▸ Aim of the task
Using the entries below, return word for word the lines from the one containing "Extract all readable text from this page." up to and including the last.

──────── Dataset records ────────

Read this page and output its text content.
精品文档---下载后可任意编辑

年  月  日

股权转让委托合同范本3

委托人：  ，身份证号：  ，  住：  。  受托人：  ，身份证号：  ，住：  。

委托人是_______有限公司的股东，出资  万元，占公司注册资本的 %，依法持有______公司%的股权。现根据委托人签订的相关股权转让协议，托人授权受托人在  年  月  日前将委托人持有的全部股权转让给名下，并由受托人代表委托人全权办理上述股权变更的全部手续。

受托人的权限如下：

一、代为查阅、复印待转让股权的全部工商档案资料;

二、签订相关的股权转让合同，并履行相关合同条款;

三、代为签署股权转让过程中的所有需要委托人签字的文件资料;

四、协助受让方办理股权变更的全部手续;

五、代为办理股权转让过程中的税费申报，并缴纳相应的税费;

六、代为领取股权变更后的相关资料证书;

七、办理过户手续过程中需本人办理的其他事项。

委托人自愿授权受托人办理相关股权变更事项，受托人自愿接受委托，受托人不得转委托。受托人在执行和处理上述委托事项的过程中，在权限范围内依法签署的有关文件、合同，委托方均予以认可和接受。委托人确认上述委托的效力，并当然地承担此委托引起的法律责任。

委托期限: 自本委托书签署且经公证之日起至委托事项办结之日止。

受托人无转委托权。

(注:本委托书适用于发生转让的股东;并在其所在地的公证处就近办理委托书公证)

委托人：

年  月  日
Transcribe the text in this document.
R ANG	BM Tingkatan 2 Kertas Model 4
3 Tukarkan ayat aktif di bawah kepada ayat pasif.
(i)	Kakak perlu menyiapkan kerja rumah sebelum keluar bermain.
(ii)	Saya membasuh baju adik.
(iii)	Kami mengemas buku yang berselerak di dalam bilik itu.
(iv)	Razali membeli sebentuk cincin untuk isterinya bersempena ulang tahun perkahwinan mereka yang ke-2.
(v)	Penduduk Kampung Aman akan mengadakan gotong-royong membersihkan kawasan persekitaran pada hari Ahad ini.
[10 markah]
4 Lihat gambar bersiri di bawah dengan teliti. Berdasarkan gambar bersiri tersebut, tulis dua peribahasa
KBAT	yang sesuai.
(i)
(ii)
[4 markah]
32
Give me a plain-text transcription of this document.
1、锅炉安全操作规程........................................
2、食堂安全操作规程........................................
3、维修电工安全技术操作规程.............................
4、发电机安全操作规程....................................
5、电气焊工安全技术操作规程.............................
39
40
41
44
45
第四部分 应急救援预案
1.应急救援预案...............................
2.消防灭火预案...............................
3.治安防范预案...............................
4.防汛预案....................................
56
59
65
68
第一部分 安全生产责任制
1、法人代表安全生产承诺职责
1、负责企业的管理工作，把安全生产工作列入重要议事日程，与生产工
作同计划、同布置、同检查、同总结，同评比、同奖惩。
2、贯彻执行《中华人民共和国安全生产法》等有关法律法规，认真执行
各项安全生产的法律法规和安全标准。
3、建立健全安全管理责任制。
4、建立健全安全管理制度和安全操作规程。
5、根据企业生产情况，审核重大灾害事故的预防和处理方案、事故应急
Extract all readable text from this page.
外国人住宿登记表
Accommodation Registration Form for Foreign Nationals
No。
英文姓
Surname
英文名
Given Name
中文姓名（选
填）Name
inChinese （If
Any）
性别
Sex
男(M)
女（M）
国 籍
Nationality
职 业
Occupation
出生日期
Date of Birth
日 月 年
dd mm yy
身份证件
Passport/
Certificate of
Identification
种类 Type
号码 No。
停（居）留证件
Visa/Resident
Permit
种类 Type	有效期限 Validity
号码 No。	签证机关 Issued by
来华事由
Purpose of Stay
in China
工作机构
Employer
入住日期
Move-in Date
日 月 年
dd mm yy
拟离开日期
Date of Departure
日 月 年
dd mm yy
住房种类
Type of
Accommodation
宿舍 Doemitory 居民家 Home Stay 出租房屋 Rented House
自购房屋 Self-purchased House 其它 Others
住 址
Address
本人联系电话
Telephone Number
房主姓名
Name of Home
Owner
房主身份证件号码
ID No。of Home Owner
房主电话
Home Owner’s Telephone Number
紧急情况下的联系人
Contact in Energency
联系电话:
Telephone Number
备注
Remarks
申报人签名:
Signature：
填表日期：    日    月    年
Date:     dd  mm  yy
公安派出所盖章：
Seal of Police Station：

────────

▸ Solution for this task
Extract all readable text from this page.
外国人住宿登记表
Accommodation Registration Form for Foreign Nationals
No。
英文姓
Surname
英文名
Given Name
中文姓名（选
填）Name
inChinese （If
Any）
性别
Sex
男(M)
女（M）
国 籍
Nationality
职 业
Occupation
出生日期
Date of Birth
日 月 年
dd mm yy
身份证件
Passport/
Certificate of
Identification
种类 Type
号码 No。
停（居）留证件
Visa/Resident
Permit
种类 Type	有效期限 Validity
号码 No。	签证机关 Issued by
来华事由
Purpose of Stay
in China
工作机构
Employer
入住日期
Move-in Date
日 月 年
dd mm yy
拟离开日期
Date of Departure
日 月 年
dd mm yy
住房种类
Type of
Accommodation
宿舍 Doemitory 居民家 Home Stay 出租房屋 Rented House
自购房屋 Self-purchased House 其它 Others
住 址
Address
本人联系电话
Telephone Number
房主姓名
Name of Home
Owner
房主身份证件号码
ID No。of Home Owner
房主电话
Home Owner’s Telephone Number
紧急情况下的联系人
Contact in Energency
联系电话:
Telephone Number
备注
Remarks
申报人签名:
Signature：
填表日期：    日    月    年
Date:     dd  mm  yy
公安派出所盖章：
Seal of Police Station：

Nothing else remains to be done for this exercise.